## BEGIN RECORDS SUPPLIED

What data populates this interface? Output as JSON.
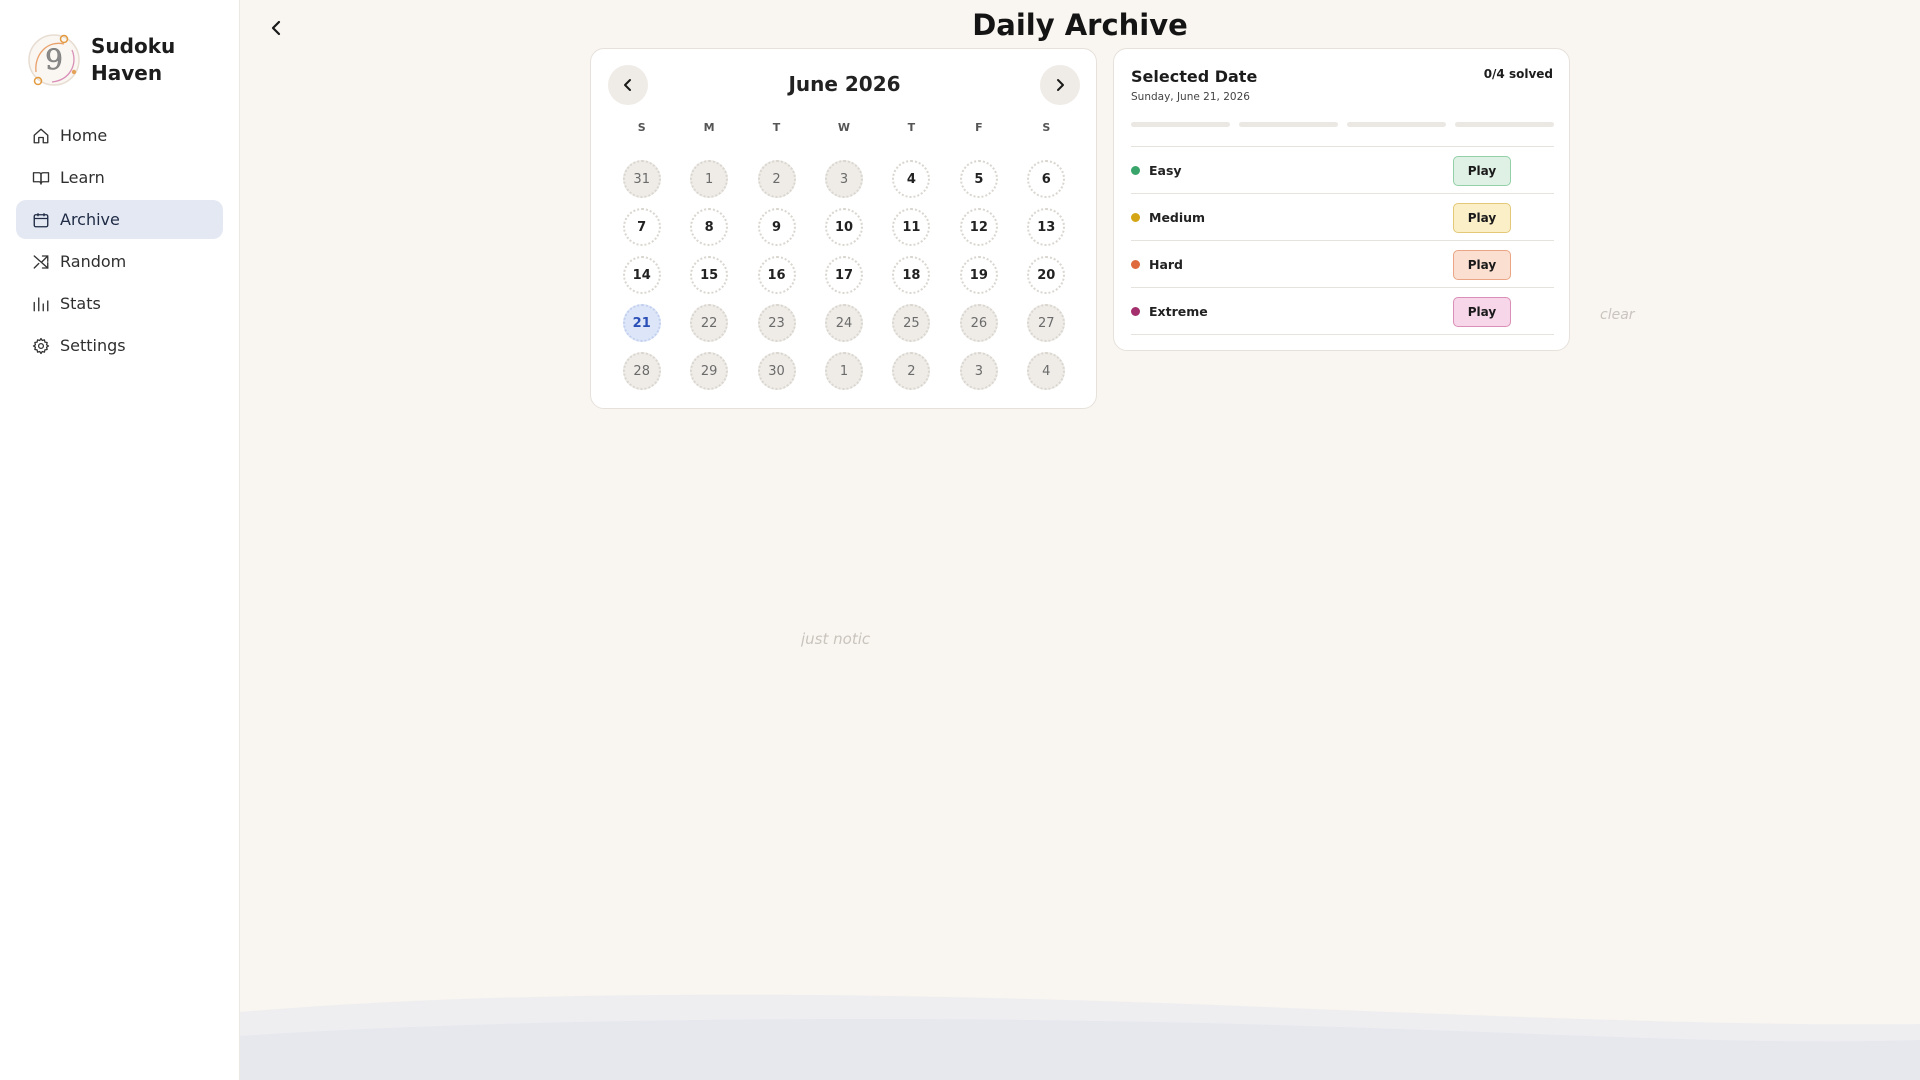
{
  "brand": {
    "name": "Sudoku Haven",
    "logo_icon": "sudoku-nine-logo-icon"
  },
  "sidebar": {
    "items": [
      {
        "label": "Home",
        "icon": "home-icon",
        "active": false
      },
      {
        "label": "Learn",
        "icon": "book-icon",
        "active": false
      },
      {
        "label": "Archive",
        "icon": "calendar-icon",
        "active": true
      },
      {
        "label": "Random",
        "icon": "shuffle-icon",
        "active": false
      },
      {
        "label": "Stats",
        "icon": "bar-chart-icon",
        "active": false
      },
      {
        "label": "Settings",
        "icon": "gear-icon",
        "active": false
      }
    ]
  },
  "header": {
    "title": "Daily Archive",
    "back_icon": "chevron-left-icon"
  },
  "calendar": {
    "month_label": "June 2026",
    "prev_icon": "chevron-left-icon",
    "next_icon": "chevron-right-icon",
    "weekdays": [
      "S",
      "M",
      "T",
      "W",
      "T",
      "F",
      "S"
    ],
    "days": [
      {
        "n": "31",
        "state": "muted"
      },
      {
        "n": "1",
        "state": "muted"
      },
      {
        "n": "2",
        "state": "muted"
      },
      {
        "n": "3",
        "state": "muted"
      },
      {
        "n": "4",
        "state": "normal"
      },
      {
        "n": "5",
        "state": "normal"
      },
      {
        "n": "6",
        "state": "normal"
      },
      {
        "n": "7",
        "state": "normal"
      },
      {
        "n": "8",
        "state": "normal"
      },
      {
        "n": "9",
        "state": "normal"
      },
      {
        "n": "10",
        "state": "normal"
      },
      {
        "n": "11",
        "state": "normal"
      },
      {
        "n": "12",
        "state": "normal"
      },
      {
        "n": "13",
        "state": "normal"
      },
      {
        "n": "14",
        "state": "normal"
      },
      {
        "n": "15",
        "state": "normal"
      },
      {
        "n": "16",
        "state": "normal"
      },
      {
        "n": "17",
        "state": "normal"
      },
      {
        "n": "18",
        "state": "normal"
      },
      {
        "n": "19",
        "state": "normal"
      },
      {
        "n": "20",
        "state": "normal"
      },
      {
        "n": "21",
        "state": "selected"
      },
      {
        "n": "22",
        "state": "muted"
      },
      {
        "n": "23",
        "state": "muted"
      },
      {
        "n": "24",
        "state": "muted"
      },
      {
        "n": "25",
        "state": "muted"
      },
      {
        "n": "26",
        "state": "muted"
      },
      {
        "n": "27",
        "state": "muted"
      },
      {
        "n": "28",
        "state": "muted"
      },
      {
        "n": "29",
        "state": "muted"
      },
      {
        "n": "30",
        "state": "muted"
      },
      {
        "n": "1",
        "state": "muted"
      },
      {
        "n": "2",
        "state": "muted"
      },
      {
        "n": "3",
        "state": "muted"
      },
      {
        "n": "4",
        "state": "muted"
      }
    ]
  },
  "selected": {
    "title": "Selected Date",
    "date_text": "Sunday, June 21, 2026",
    "solved_text": "0/4 solved",
    "progress_segments": 4,
    "difficulties": [
      {
        "name": "Easy",
        "dot_color": "#3aa56b",
        "button": "Play",
        "btn_bg": "#dff1e4",
        "btn_border": "#93cfa7"
      },
      {
        "name": "Medium",
        "dot_color": "#d4a514",
        "button": "Play",
        "btn_bg": "#fbefc7",
        "btn_border": "#e3c877"
      },
      {
        "name": "Hard",
        "dot_color": "#de6a3e",
        "button": "Play",
        "btn_bg": "#fbdfd1",
        "btn_border": "#e9a585"
      },
      {
        "name": "Extreme",
        "dot_color": "#a3306c",
        "button": "Play",
        "btn_bg": "#f6d6e8",
        "btn_border": "#d98fb8"
      }
    ]
  },
  "ghost_notes": {
    "note1": "just notic",
    "note2": "clear"
  },
  "colors": {
    "background": "#f9f5f0",
    "accent": "#2a4fb6",
    "wave": "#e8e9ee"
  }
}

## END RECORDS SUPPLIED

**WORK TO COMPLETE**
Set down every entry word for word, but omit the pictures.

**RESULT OF THIS EXERCISE**
What data populates this interface? Output as JSON.
{
  "brand": {
    "name": "Sudoku Haven",
    "logo_icon": "sudoku-nine-logo-icon"
  },
  "sidebar": {
    "items": [
      {
        "label": "Home",
        "icon": "home-icon",
        "active": false
      },
      {
        "label": "Learn",
        "icon": "book-icon",
        "active": false
      },
      {
        "label": "Archive",
        "icon": "calendar-icon",
        "active": true
      },
      {
        "label": "Random",
        "icon": "shuffle-icon",
        "active": false
      },
      {
        "label": "Stats",
        "icon": "bar-chart-icon",
        "active": false
      },
      {
        "label": "Settings",
        "icon": "gear-icon",
        "active": false
      }
    ]
  },
  "header": {
    "title": "Daily Archive",
    "back_icon": "chevron-left-icon"
  },
  "calendar": {
    "month_label": "June 2026",
    "prev_icon": "chevron-left-icon",
    "next_icon": "chevron-right-icon",
    "weekdays": [
      "S",
      "M",
      "T",
      "W",
      "T",
      "F",
      "S"
    ],
    "days": [
      {
        "n": "31",
        "state": "muted"
      },
      {
        "n": "1",
        "state": "muted"
      },
      {
        "n": "2",
        "state": "muted"
      },
      {
        "n": "3",
        "state": "muted"
      },
      {
        "n": "4",
        "state": "normal"
      },
      {
        "n": "5",
        "state": "normal"
      },
      {
        "n": "6",
        "state": "normal"
      },
      {
        "n": "7",
        "state": "normal"
      },
      {
        "n": "8",
        "state": "normal"
      },
      {
        "n": "9",
        "state": "normal"
      },
      {
        "n": "10",
        "state": "normal"
      },
      {
        "n": "11",
        "state": "normal"
      },
      {
        "n": "12",
        "state": "normal"
      },
      {
        "n": "13",
        "state": "normal"
      },
      {
        "n": "14",
        "state": "normal"
      },
      {
        "n": "15",
        "state": "normal"
      },
      {
        "n": "16",
        "state": "normal"
      },
      {
        "n": "17",
        "state": "normal"
      },
      {
        "n": "18",
        "state": "normal"
      },
      {
        "n": "19",
        "state": "normal"
      },
      {
        "n": "20",
        "state": "normal"
      },
      {
        "n": "21",
        "state": "selected"
      },
      {
        "n": "22",
        "state": "muted"
      },
      {
        "n": "23",
        "state": "muted"
      },
      {
        "n": "24",
        "state": "muted"
      },
      {
        "n": "25",
        "state": "muted"
      },
      {
        "n": "26",
        "state": "muted"
      },
      {
        "n": "27",
        "state": "muted"
      },
      {
        "n": "28",
        "state": "muted"
      },
      {
        "n": "29",
        "state": "muted"
      },
      {
        "n": "30",
        "state": "muted"
      },
      {
        "n": "1",
        "state": "muted"
      },
      {
        "n": "2",
        "state": "muted"
      },
      {
        "n": "3",
        "state": "muted"
      },
      {
        "n": "4",
        "state": "muted"
      }
    ]
  },
  "selected": {
    "title": "Selected Date",
    "date_text": "Sunday, June 21, 2026",
    "solved_text": "0/4 solved",
    "progress_segments": 4,
    "difficulties": [
      {
        "name": "Easy",
        "dot_color": "#3aa56b",
        "button": "Play",
        "btn_bg": "#dff1e4",
        "btn_border": "#93cfa7"
      },
      {
        "name": "Medium",
        "dot_color": "#d4a514",
        "button": "Play",
        "btn_bg": "#fbefc7",
        "btn_border": "#e3c877"
      },
      {
        "name": "Hard",
        "dot_color": "#de6a3e",
        "button": "Play",
        "btn_bg": "#fbdfd1",
        "btn_border": "#e9a585"
      },
      {
        "name": "Extreme",
        "dot_color": "#a3306c",
        "button": "Play",
        "btn_bg": "#f6d6e8",
        "btn_border": "#d98fb8"
      }
    ]
  },
  "ghost_notes": {
    "note1": "just notic",
    "note2": "clear"
  },
  "colors": {
    "background": "#f9f5f0",
    "accent": "#2a4fb6",
    "wave": "#e8e9ee"
  }
}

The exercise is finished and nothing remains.